Write out the whole listing word for word.

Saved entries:
Begin

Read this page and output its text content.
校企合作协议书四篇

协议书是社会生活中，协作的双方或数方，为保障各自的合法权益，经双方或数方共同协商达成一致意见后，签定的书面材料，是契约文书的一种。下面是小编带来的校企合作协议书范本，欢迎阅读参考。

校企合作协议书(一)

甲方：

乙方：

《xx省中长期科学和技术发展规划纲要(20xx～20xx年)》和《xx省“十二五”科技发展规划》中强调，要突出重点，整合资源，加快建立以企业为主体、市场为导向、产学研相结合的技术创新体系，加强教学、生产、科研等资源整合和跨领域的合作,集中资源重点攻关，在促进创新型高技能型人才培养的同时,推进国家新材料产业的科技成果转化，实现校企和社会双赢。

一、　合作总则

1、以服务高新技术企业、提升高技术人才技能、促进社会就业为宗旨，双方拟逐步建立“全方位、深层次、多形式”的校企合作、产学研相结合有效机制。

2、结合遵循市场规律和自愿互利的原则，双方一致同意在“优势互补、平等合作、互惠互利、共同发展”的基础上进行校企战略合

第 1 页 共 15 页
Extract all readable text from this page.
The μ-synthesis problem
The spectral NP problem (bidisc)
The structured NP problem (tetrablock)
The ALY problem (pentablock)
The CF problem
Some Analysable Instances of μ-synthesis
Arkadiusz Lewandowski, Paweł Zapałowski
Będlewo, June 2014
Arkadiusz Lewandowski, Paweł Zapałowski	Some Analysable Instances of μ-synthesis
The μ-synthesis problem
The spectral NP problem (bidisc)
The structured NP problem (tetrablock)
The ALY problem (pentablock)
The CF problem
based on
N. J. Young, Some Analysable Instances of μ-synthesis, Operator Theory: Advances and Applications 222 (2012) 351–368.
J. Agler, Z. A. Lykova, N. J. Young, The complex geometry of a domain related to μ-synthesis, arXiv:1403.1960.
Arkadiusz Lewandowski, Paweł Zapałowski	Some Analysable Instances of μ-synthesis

End

- Answer below -
Read this page and output its text content.
校企合作协议书四篇

协议书是社会生活中，协作的双方或数方，为保障各自的合法权益，经双方或数方共同协商达成一致意见后，签定的书面材料，是契约文书的一种。下面是小编带来的校企合作协议书范本，欢迎阅读参考。

校企合作协议书(一)

甲方：

乙方：

《xx省中长期科学和技术发展规划纲要(20xx～20xx年)》和《xx省“十二五”科技发展规划》中强调，要突出重点，整合资源，加快建立以企业为主体、市场为导向、产学研相结合的技术创新体系，加强教学、生产、科研等资源整合和跨领域的合作,集中资源重点攻关，在促进创新型高技能型人才培养的同时,推进国家新材料产业的科技成果转化，实现校企和社会双赢。

一、　合作总则

1、以服务高新技术企业、提升高技术人才技能、促进社会就业为宗旨，双方拟逐步建立“全方位、深层次、多形式”的校企合作、产学研相结合有效机制。

2、结合遵循市场规律和自愿互利的原则，双方一致同意在“优势互补、平等合作、互惠互利、共同发展”的基础上进行校企战略合

第 1 页 共 15 页
Extract all readable text from this page.
The μ-synthesis problem
The spectral NP problem (bidisc)
The structured NP problem (tetrablock)
The ALY problem (pentablock)
The CF problem
Some Analysable Instances of μ-synthesis
Arkadiusz Lewandowski, Paweł Zapałowski
Będlewo, June 2014
Arkadiusz Lewandowski, Paweł Zapałowski	Some Analysable Instances of μ-synthesis
The μ-synthesis problem
The spectral NP problem (bidisc)
The structured NP problem (tetrablock)
The ALY problem (pentablock)
The CF problem
based on
N. J. Young, Some Analysable Instances of μ-synthesis, Operator Theory: Advances and Applications 222 (2012) 351–368.
J. Agler, Z. A. Lykova, N. J. Young, The complex geometry of a domain related to μ-synthesis, arXiv:1403.1960.
Arkadiusz Lewandowski, Paweł Zapałowski	Some Analysable Instances of μ-synthesis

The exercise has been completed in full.